══ Records shown

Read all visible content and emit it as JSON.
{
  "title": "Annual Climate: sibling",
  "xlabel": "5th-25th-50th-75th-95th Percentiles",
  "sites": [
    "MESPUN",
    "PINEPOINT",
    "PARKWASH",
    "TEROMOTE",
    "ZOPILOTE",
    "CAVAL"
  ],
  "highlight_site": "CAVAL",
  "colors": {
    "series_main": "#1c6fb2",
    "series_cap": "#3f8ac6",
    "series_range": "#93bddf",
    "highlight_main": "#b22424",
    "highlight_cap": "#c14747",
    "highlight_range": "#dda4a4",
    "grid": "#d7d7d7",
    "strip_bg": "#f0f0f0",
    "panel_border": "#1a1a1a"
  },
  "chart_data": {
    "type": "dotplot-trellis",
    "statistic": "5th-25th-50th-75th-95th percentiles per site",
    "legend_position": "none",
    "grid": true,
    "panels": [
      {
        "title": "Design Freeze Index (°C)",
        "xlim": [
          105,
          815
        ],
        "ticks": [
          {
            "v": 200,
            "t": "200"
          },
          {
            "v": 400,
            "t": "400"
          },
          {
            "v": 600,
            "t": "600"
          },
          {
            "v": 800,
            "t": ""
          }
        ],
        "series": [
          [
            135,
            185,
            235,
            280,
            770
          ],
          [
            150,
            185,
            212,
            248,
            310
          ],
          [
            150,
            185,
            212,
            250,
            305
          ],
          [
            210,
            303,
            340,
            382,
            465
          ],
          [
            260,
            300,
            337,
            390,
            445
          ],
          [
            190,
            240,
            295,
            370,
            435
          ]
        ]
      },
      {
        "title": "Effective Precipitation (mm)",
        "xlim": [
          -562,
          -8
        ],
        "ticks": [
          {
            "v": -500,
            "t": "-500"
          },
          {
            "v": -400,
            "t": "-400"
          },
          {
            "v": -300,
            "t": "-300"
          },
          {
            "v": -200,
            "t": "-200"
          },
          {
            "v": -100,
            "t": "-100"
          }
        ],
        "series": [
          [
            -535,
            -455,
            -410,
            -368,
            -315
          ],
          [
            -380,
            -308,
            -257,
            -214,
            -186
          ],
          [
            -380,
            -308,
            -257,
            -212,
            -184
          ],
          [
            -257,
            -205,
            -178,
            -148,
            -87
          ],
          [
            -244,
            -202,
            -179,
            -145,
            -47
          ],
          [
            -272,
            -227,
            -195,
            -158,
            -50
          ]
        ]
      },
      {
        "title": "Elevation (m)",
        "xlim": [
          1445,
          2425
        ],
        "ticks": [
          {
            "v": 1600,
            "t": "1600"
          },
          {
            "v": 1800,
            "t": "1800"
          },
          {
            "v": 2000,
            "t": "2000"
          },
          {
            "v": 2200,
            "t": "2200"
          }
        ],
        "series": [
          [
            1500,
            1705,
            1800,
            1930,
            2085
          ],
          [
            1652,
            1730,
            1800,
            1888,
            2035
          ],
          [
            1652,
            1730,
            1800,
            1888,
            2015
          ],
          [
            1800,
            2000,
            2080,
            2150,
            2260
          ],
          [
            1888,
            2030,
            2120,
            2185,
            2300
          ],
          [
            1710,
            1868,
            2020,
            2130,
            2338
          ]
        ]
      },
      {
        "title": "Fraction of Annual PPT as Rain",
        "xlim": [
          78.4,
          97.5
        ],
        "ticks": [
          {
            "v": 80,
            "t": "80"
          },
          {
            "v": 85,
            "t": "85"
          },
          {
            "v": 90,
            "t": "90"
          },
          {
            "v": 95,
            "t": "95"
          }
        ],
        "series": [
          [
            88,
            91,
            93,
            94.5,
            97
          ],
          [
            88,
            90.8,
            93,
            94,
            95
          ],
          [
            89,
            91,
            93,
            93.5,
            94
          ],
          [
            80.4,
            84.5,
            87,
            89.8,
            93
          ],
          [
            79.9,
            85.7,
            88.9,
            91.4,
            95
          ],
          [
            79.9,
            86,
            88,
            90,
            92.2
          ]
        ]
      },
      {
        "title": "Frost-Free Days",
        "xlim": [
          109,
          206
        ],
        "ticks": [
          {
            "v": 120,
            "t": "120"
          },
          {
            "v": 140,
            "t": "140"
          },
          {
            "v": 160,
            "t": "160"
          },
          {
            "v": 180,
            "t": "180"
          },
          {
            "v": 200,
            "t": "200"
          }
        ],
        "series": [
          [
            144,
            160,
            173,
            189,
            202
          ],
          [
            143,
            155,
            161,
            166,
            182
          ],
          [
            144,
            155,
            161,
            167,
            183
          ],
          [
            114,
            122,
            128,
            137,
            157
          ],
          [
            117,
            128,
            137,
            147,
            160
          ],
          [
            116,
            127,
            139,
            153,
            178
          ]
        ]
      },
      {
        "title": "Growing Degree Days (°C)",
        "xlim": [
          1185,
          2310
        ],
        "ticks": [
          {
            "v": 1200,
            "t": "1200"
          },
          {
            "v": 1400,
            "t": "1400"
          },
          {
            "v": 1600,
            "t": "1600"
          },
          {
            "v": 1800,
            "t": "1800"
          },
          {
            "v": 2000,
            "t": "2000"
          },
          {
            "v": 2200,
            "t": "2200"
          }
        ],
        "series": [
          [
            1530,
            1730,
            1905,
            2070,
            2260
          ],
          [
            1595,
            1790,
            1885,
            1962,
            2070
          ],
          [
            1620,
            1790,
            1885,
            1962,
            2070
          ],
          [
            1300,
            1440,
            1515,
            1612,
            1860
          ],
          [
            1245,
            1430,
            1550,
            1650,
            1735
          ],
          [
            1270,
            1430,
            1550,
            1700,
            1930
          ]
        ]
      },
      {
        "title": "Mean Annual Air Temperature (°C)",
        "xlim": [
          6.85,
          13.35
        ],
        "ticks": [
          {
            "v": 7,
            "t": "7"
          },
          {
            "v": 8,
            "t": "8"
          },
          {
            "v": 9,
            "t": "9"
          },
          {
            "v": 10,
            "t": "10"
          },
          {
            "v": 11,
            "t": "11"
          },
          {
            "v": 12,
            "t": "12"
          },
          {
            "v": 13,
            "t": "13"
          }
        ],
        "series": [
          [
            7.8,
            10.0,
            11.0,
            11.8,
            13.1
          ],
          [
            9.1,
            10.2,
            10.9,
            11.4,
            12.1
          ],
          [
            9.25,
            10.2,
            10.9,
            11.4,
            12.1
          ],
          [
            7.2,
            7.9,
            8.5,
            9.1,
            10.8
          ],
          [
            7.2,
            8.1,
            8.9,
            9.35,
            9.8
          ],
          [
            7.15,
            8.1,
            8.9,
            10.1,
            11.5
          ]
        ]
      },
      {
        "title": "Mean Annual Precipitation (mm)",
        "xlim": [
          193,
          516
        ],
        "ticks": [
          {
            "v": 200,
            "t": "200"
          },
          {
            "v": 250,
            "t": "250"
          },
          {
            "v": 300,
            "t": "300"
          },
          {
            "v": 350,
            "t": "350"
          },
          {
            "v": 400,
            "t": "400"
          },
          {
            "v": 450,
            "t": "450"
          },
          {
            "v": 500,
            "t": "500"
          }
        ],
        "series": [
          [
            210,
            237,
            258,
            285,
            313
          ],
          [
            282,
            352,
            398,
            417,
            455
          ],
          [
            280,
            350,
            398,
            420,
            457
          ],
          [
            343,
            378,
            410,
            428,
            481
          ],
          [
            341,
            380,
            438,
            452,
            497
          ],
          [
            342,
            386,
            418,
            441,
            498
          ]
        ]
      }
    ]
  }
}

════

### Exercise details
Go back to the listing above and please repeat it exactly.

### Solution to this exercise
Read all visible content and emit it as JSON.
{
  "title": "Annual Climate: sibling",
  "xlabel": "5th-25th-50th-75th-95th Percentiles",
  "sites": [
    "MESPUN",
    "PINEPOINT",
    "PARKWASH",
    "TEROMOTE",
    "ZOPILOTE",
    "CAVAL"
  ],
  "highlight_site": "CAVAL",
  "colors": {
    "series_main": "#1c6fb2",
    "series_cap": "#3f8ac6",
    "series_range": "#93bddf",
    "highlight_main": "#b22424",
    "highlight_cap": "#c14747",
    "highlight_range": "#dda4a4",
    "grid": "#d7d7d7",
    "strip_bg": "#f0f0f0",
    "panel_border": "#1a1a1a"
  },
  "chart_data": {
    "type": "dotplot-trellis",
    "statistic": "5th-25th-50th-75th-95th percentiles per site",
    "legend_position": "none",
    "grid": true,
    "panels": [
      {
        "title": "Design Freeze Index (°C)",
        "xlim": [
          105,
          815
        ],
        "ticks": [
          {
            "v": 200,
            "t": "200"
          },
          {
            "v": 400,
            "t": "400"
          },
          {
            "v": 600,
            "t": "600"
          },
          {
            "v": 800,
            "t": ""
          }
        ],
        "series": [
          [
            135,
            185,
            235,
            280,
            770
          ],
          [
            150,
            185,
            212,
            248,
            310
          ],
          [
            150,
            185,
            212,
            250,
            305
          ],
          [
            210,
            303,
            340,
            382,
            465
          ],
          [
            260,
            300,
            337,
            390,
            445
          ],
          [
            190,
            240,
            295,
            370,
            435
          ]
        ]
      },
      {
        "title": "Effective Precipitation (mm)",
        "xlim": [
          -562,
          -8
        ],
        "ticks": [
          {
            "v": -500,
            "t": "-500"
          },
          {
            "v": -400,
            "t": "-400"
          },
          {
            "v": -300,
            "t": "-300"
          },
          {
            "v": -200,
            "t": "-200"
          },
          {
            "v": -100,
            "t": "-100"
          }
        ],
        "series": [
          [
            -535,
            -455,
            -410,
            -368,
            -315
          ],
          [
            -380,
            -308,
            -257,
            -214,
            -186
          ],
          [
            -380,
            -308,
            -257,
            -212,
            -184
          ],
          [
            -257,
            -205,
            -178,
            -148,
            -87
          ],
          [
            -244,
            -202,
            -179,
            -145,
            -47
          ],
          [
            -272,
            -227,
            -195,
            -158,
            -50
          ]
        ]
      },
      {
        "title": "Elevation (m)",
        "xlim": [
          1445,
          2425
        ],
        "ticks": [
          {
            "v": 1600,
            "t": "1600"
          },
          {
            "v": 1800,
            "t": "1800"
          },
          {
            "v": 2000,
            "t": "2000"
          },
          {
            "v": 2200,
            "t": "2200"
          }
        ],
        "series": [
          [
            1500,
            1705,
            1800,
            1930,
            2085
          ],
          [
            1652,
            1730,
            1800,
            1888,
            2035
          ],
          [
            1652,
            1730,
            1800,
            1888,
            2015
          ],
          [
            1800,
            2000,
            2080,
            2150,
            2260
          ],
          [
            1888,
            2030,
            2120,
            2185,
            2300
          ],
          [
            1710,
            1868,
            2020,
            2130,
            2338
          ]
        ]
      },
      {
        "title": "Fraction of Annual PPT as Rain",
        "xlim": [
          78.4,
          97.5
        ],
        "ticks": [
          {
            "v": 80,
            "t": "80"
          },
          {
            "v": 85,
            "t": "85"
          },
          {
            "v": 90,
            "t": "90"
          },
          {
            "v": 95,
            "t": "95"
          }
        ],
        "series": [
          [
            88,
            91,
            93,
            94.5,
            97
          ],
          [
            88,
            90.8,
            93,
            94,
            95
          ],
          [
            89,
            91,
            93,
            93.5,
            94
          ],
          [
            80.4,
            84.5,
            87,
            89.8,
            93
          ],
          [
            79.9,
            85.7,
            88.9,
            91.4,
            95
          ],
          [
            79.9,
            86,
            88,
            90,
            92.2
          ]
        ]
      },
      {
        "title": "Frost-Free Days",
        "xlim": [
          109,
          206
        ],
        "ticks": [
          {
            "v": 120,
            "t": "120"
          },
          {
            "v": 140,
            "t": "140"
          },
          {
            "v": 160,
            "t": "160"
          },
          {
            "v": 180,
            "t": "180"
          },
          {
            "v": 200,
            "t": "200"
          }
        ],
        "series": [
          [
            144,
            160,
            173,
            189,
            202
          ],
          [
            143,
            155,
            161,
            166,
            182
          ],
          [
            144,
            155,
            161,
            167,
            183
          ],
          [
            114,
            122,
            128,
            137,
            157
          ],
          [
            117,
            128,
            137,
            147,
            160
          ],
          [
            116,
            127,
            139,
            153,
            178
          ]
        ]
      },
      {
        "title": "Growing Degree Days (°C)",
        "xlim": [
          1185,
          2310
        ],
        "ticks": [
          {
            "v": 1200,
            "t": "1200"
          },
          {
            "v": 1400,
            "t": "1400"
          },
          {
            "v": 1600,
            "t": "1600"
          },
          {
            "v": 1800,
            "t": "1800"
          },
          {
            "v": 2000,
            "t": "2000"
          },
          {
            "v": 2200,
            "t": "2200"
          }
        ],
        "series": [
          [
            1530,
            1730,
            1905,
            2070,
            2260
          ],
          [
            1595,
            1790,
            1885,
            1962,
            2070
          ],
          [
            1620,
            1790,
            1885,
            1962,
            2070
          ],
          [
            1300,
            1440,
            1515,
            1612,
            1860
          ],
          [
            1245,
            1430,
            1550,
            1650,
            1735
          ],
          [
            1270,
            1430,
            1550,
            1700,
            1930
          ]
        ]
      },
      {
        "title": "Mean Annual Air Temperature (°C)",
        "xlim": [
          6.85,
          13.35
        ],
        "ticks": [
          {
            "v": 7,
            "t": "7"
          },
          {
            "v": 8,
            "t": "8"
          },
          {
            "v": 9,
            "t": "9"
          },
          {
            "v": 10,
            "t": "10"
          },
          {
            "v": 11,
            "t": "11"
          },
          {
            "v": 12,
            "t": "12"
          },
          {
            "v": 13,
            "t": "13"
          }
        ],
        "series": [
          [
            7.8,
            10.0,
            11.0,
            11.8,
            13.1
          ],
          [
            9.1,
            10.2,
            10.9,
            11.4,
            12.1
          ],
          [
            9.25,
            10.2,
            10.9,
            11.4,
            12.1
          ],
          [
            7.2,
            7.9,
            8.5,
            9.1,
            10.8
          ],
          [
            7.2,
            8.1,
            8.9,
            9.35,
            9.8
          ],
          [
            7.15,
            8.1,
            8.9,
            10.1,
            11.5
          ]
        ]
      },
      {
        "title": "Mean Annual Precipitation (mm)",
        "xlim": [
          193,
          516
        ],
        "ticks": [
          {
            "v": 200,
            "t": "200"
          },
          {
            "v": 250,
            "t": "250"
          },
          {
            "v": 300,
            "t": "300"
          },
          {
            "v": 350,
            "t": "350"
          },
          {
            "v": 400,
            "t": "400"
          },
          {
            "v": 450,
            "t": "450"
          },
          {
            "v": 500,
            "t": "500"
          }
        ],
        "series": [
          [
            210,
            237,
            258,
            285,
            313
          ],
          [
            282,
            352,
            398,
            417,
            455
          ],
          [
            280,
            350,
            398,
            420,
            457
          ],
          [
            343,
            378,
            410,
            428,
            481
          ],
          [
            341,
            380,
            438,
            452,
            497
          ],
          [
            342,
            386,
            418,
            441,
            498
          ]
        ]
      }
    ]
  }
}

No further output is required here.